Text provided:
A243151 - OEIS

%I #6 Jun 01 2014 00:08:30

%S 1,11,36,34,99,258,391,163,341,951,867,1692,1114,793,4792,3019,1935,

%T 5469,6398,6152,8906,1987,15815,19603,16292,26216,32113,19718,24354,

%U 45903,15776,42202,34572,44411,46911,67972,39291,52299,30499,28383,38001,89782,95017,55954

%N Least number k not divisible by 10 such that the decimal expansion of k^n contains some digit exactly n times.

%C If k were divisible by 10, all of those numbers would work for any n and the sequence would be 1, 10, 10, 10, 10, 10, 10, 10, ....

%C Does a(n) exist for each n? - _Charles R Greathouse IV_, May 31 2014

%F a(n) > 10 for all n > 1. (Proof: check up to 21, then note that 9^22 < 10^21.) _Charles R Greathouse IV_, May 31 2014

%e 1^2, 2^2, 3^2, 4^2, ... 9^2 all have different digits. 11^2 = 121 has two of the same digit. So a(2) = 11.

%o (Python)

%o def c(n):

%o ..for k in range(10**5):

%o ....if k%10 !=0:

%o ......count = 0

%o ......for i in range(10):

%o ........if str(k**n).count(str(i)) == n:

%o ..........return k

%o n = 1

%o while n < 100:

%o ..print(c(n))

%o ..n+=1

%o (PARI) digitct(n)=my(d=digits(n)); vector(10,i,sum(j=1,#d,d[j]==i-1))

%o a(n)=if(n==1,return(1)); my(k=9); until(k++%10 && #select(i->i==n, digitct(k^n)), ); k \\ _Charles R Greathouse IV_, May 31 2014

%K nonn,base

%O 1,2

%A _Derek Orr_, May 31 2014

Your objective:
Copy the OEIS entry starting at "A243151 - OEIS" and ending at "exactly n times.", swapping "decimal" for "binary".

Stored data entries

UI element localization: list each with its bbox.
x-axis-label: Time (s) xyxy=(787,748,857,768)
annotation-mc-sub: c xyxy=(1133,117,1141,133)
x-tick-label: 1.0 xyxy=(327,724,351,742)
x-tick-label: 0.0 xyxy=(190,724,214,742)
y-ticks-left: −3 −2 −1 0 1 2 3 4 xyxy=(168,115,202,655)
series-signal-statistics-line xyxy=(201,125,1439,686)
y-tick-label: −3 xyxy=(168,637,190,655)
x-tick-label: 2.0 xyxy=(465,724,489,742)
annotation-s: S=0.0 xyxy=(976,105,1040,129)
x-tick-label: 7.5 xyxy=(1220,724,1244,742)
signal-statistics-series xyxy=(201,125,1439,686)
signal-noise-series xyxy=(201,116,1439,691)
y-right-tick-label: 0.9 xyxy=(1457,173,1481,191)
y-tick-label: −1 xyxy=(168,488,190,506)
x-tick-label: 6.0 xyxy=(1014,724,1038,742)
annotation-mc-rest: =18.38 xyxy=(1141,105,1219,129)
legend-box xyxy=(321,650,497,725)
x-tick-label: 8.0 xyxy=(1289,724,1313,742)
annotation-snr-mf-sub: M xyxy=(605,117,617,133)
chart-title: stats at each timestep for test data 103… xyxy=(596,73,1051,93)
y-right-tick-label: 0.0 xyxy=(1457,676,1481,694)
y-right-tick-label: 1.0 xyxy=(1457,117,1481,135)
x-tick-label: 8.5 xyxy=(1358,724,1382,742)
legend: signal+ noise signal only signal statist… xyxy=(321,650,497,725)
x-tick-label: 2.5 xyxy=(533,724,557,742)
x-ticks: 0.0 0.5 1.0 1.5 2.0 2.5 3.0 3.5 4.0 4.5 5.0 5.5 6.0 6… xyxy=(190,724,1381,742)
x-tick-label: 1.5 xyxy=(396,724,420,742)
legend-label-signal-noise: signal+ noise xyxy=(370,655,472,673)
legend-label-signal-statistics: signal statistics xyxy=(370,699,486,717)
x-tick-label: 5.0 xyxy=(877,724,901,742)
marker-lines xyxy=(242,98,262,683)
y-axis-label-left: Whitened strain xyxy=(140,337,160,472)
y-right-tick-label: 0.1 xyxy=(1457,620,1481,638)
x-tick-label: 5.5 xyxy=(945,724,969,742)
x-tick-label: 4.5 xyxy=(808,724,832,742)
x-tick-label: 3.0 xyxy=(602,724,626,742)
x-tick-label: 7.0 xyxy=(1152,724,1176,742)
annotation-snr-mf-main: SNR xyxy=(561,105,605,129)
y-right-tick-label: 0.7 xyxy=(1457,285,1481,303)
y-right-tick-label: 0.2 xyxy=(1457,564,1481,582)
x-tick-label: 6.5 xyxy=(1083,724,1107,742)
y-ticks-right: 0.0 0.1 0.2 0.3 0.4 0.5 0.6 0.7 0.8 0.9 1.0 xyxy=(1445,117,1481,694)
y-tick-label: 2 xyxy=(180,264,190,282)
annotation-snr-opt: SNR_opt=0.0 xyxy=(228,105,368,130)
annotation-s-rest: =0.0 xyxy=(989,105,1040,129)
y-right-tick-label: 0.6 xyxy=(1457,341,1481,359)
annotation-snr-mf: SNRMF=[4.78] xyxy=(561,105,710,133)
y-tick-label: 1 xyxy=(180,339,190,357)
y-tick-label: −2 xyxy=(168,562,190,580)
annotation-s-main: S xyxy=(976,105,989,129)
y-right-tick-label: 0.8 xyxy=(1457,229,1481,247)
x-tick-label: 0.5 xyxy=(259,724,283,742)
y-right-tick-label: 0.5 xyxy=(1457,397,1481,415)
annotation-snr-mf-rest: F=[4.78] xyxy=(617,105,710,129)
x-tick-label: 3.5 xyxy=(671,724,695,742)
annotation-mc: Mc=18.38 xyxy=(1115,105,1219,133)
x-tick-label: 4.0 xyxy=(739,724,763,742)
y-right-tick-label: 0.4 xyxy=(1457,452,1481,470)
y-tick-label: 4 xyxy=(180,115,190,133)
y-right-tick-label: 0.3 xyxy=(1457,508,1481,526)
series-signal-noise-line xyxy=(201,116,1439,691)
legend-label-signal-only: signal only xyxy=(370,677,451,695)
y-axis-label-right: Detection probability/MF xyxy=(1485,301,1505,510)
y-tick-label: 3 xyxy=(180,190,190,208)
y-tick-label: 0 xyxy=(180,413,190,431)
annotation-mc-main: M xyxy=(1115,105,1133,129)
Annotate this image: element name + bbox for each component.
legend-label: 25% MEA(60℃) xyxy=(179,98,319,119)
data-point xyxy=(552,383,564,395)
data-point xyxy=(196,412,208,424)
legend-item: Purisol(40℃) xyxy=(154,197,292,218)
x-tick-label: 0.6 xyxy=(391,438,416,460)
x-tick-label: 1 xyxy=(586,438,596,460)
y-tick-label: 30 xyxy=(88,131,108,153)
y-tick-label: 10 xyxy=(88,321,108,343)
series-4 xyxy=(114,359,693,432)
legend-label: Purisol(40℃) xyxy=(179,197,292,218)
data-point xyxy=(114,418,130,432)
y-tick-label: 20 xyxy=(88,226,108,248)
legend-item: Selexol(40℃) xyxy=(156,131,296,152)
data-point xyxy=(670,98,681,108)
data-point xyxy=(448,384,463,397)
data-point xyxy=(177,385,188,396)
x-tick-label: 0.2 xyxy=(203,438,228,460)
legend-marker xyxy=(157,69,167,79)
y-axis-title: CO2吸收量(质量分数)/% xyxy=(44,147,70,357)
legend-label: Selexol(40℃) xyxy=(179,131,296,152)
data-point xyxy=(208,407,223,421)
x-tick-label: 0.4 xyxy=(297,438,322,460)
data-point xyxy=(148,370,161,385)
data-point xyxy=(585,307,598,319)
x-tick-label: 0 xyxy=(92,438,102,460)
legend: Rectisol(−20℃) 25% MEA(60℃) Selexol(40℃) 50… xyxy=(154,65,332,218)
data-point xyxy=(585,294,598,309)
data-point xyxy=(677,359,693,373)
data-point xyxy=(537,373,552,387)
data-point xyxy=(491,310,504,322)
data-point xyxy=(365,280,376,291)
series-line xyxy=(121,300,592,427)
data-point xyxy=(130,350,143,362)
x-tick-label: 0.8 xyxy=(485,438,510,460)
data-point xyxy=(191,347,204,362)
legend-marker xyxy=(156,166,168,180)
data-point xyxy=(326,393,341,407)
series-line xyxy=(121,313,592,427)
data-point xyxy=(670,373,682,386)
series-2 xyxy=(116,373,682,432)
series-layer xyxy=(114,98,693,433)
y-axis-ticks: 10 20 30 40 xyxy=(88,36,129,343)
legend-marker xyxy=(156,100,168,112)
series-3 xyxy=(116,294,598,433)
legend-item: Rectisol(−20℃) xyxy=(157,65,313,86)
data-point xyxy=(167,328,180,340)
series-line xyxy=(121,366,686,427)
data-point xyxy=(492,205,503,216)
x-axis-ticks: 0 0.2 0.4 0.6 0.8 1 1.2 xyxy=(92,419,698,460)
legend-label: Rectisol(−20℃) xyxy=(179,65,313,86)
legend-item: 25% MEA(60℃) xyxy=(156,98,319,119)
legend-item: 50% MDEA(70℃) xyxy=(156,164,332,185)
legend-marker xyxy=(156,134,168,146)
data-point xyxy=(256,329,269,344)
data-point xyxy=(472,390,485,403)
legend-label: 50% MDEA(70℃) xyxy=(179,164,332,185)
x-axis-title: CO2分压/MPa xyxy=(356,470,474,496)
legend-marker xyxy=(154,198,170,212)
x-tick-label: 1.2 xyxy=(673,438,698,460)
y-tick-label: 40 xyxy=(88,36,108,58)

Solution below:
A243151 - OEIS

%I #6 Jun 01 2014 00:08:30

%S 1,11,36,34,99,258,391,163,341,951,867,1692,1114,793,4792,3019,1935,

%T 5469,6398,6152,8906,1987,15815,19603,16292,26216,32113,19718,24354,

%U 45903,15776,42202,34572,44411,46911,67972,39291,52299,30499,28383,38001,89782,95017,55954

%N Least number k not divisible by 10 such that the binary expansion of k^n contains some digit exactly n times.